→ **Problem to solve**
Work through the data line by line, gathering every line that has the word "továbbá".

→ **Supplied records**
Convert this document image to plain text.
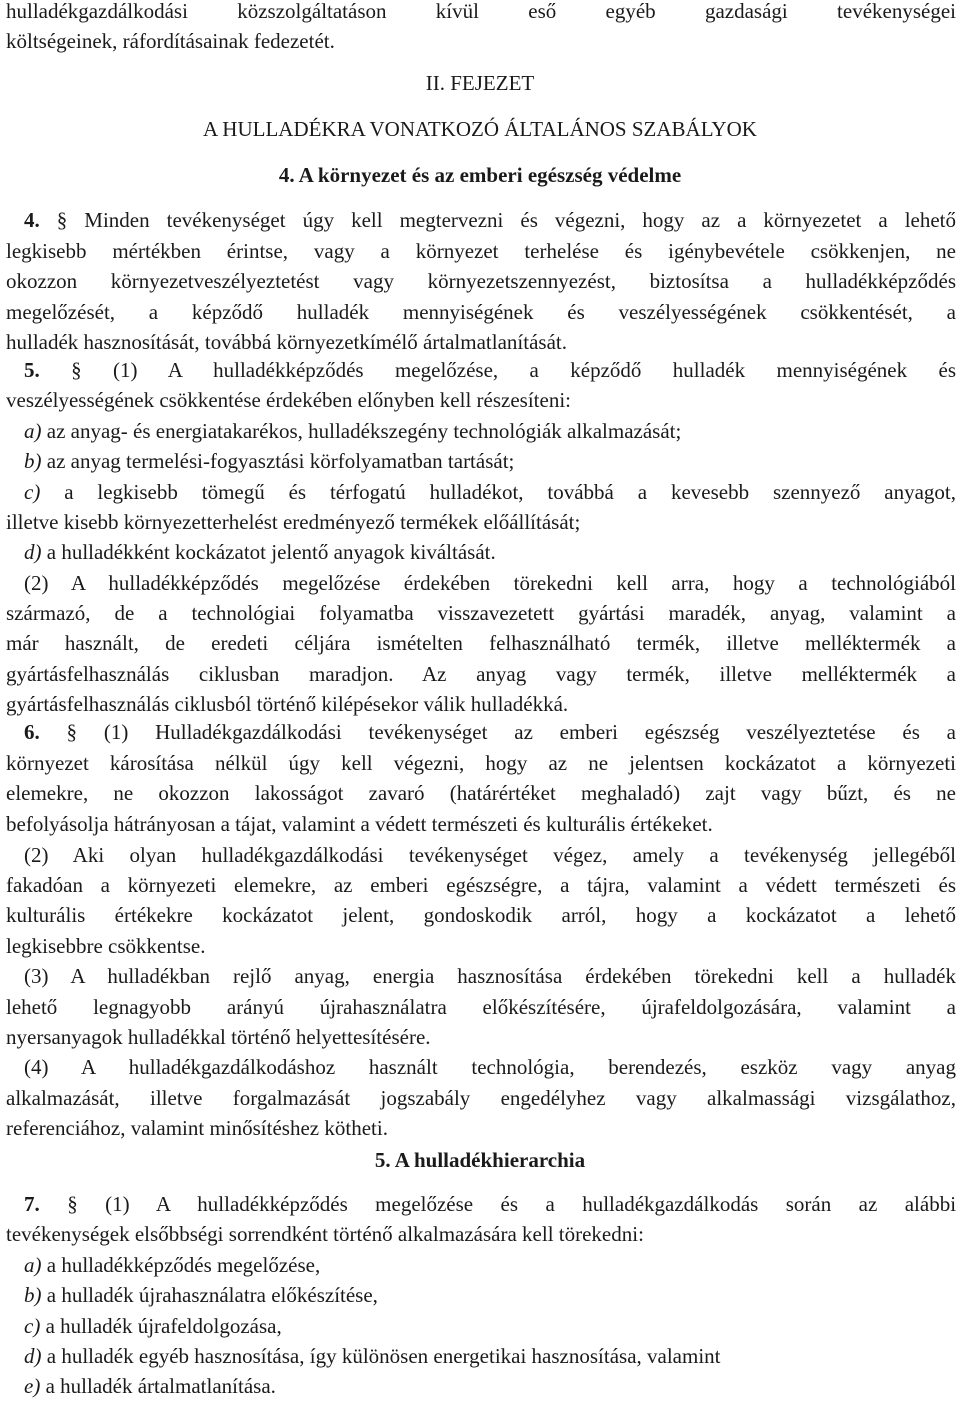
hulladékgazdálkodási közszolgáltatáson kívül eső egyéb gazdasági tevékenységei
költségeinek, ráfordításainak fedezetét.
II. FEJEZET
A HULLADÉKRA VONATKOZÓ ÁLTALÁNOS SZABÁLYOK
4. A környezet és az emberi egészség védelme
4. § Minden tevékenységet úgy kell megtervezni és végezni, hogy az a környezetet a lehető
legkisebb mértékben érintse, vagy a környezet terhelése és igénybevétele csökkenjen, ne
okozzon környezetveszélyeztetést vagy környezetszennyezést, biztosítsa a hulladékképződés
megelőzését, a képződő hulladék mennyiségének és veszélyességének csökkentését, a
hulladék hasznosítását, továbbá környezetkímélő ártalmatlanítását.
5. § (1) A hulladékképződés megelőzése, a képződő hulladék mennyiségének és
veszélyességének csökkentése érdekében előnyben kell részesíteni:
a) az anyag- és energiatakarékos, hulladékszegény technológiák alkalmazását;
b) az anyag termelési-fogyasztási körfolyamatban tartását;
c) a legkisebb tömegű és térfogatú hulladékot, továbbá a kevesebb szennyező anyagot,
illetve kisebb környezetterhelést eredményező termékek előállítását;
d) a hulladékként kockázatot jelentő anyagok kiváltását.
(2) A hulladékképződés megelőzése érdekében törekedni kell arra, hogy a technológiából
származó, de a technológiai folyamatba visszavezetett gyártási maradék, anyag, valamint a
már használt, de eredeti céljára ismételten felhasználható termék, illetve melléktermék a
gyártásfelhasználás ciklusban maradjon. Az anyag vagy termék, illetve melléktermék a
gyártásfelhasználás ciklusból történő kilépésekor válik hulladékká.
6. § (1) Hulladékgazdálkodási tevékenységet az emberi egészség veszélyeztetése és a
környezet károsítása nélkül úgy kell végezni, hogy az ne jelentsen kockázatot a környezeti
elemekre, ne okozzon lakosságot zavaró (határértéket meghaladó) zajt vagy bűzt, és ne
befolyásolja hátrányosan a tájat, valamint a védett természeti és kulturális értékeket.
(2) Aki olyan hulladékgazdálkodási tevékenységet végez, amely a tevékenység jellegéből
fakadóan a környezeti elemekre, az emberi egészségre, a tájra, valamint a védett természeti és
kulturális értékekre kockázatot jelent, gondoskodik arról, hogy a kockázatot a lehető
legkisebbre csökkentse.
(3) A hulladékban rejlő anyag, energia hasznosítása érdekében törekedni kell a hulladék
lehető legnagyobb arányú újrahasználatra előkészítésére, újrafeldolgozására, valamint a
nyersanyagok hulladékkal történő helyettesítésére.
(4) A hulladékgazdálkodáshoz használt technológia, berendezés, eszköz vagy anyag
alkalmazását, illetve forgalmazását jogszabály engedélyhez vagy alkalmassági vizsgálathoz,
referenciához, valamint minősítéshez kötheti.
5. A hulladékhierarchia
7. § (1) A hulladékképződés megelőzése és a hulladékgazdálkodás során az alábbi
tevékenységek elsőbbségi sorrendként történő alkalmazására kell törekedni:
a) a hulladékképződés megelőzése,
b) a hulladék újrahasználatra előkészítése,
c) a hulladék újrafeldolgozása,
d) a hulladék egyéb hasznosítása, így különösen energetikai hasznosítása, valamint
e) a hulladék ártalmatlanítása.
* * *
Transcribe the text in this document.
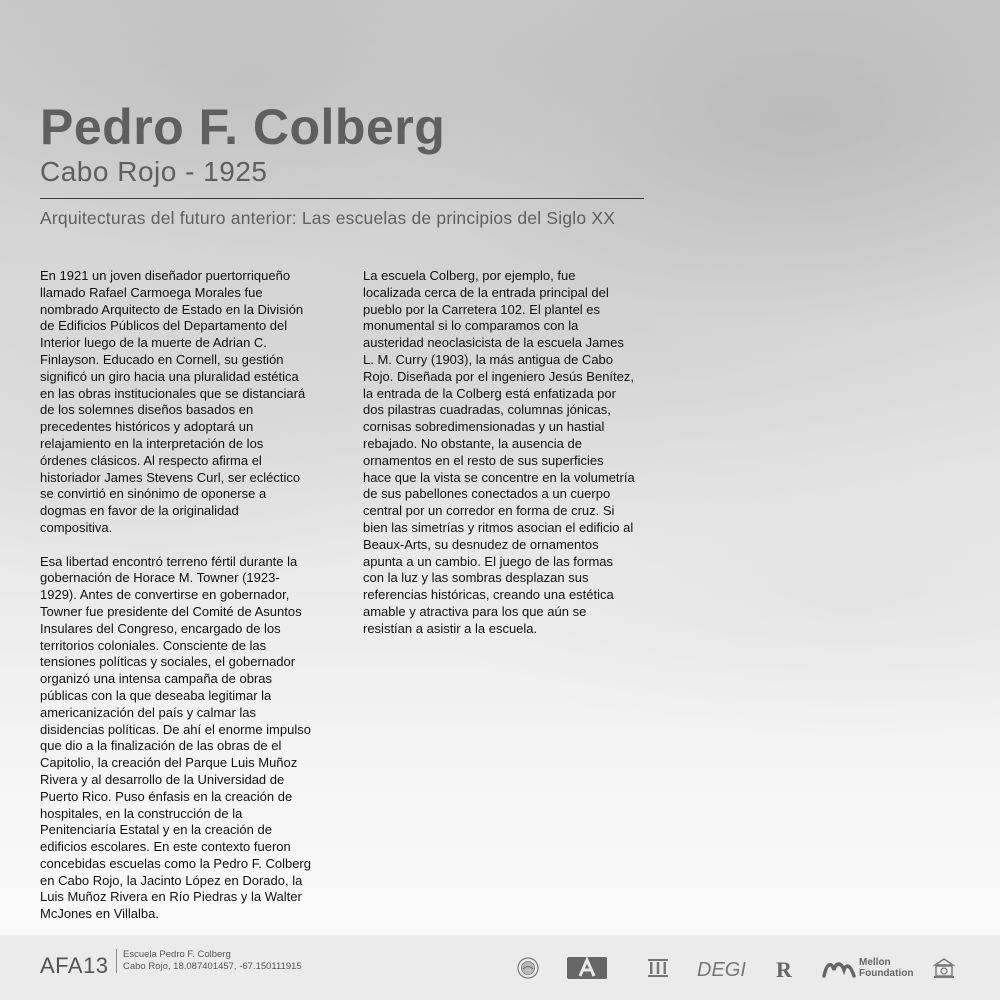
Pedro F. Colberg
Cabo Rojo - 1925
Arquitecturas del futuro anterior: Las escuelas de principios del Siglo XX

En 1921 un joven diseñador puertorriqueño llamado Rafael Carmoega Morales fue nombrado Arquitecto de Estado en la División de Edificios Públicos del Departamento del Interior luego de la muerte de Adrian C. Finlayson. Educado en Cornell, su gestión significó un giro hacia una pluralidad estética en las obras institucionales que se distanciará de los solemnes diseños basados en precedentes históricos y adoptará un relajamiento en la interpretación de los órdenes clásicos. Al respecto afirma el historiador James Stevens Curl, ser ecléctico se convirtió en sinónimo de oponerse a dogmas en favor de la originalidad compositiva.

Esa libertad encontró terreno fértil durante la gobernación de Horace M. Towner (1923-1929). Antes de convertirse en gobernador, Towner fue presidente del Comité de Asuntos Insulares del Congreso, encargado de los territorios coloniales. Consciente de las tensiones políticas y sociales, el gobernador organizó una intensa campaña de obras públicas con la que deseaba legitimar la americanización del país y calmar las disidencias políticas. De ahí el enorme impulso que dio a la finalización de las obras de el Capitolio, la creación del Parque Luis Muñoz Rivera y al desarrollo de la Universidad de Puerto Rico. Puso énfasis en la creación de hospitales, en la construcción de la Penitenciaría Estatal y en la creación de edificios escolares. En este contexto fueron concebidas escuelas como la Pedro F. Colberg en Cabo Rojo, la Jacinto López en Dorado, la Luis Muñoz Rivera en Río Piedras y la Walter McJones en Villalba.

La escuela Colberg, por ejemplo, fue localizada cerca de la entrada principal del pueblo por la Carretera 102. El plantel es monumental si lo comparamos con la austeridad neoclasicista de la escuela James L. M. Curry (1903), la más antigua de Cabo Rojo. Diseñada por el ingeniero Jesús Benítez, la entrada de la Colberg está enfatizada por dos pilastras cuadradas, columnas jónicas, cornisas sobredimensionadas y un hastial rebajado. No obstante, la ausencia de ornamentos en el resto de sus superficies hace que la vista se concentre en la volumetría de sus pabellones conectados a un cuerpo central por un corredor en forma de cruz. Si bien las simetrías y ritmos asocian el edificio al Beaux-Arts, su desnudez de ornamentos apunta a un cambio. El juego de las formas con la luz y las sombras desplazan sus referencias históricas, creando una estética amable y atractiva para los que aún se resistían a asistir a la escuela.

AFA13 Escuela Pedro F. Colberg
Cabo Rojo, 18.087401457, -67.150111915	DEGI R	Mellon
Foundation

→ **Reply**
hulladék hasznosítását, továbbá környezetkímélő ártalmatlanítását.
c) a legkisebb tömegű és térfogatú hulladékot, továbbá a kevesebb szennyező anyagot,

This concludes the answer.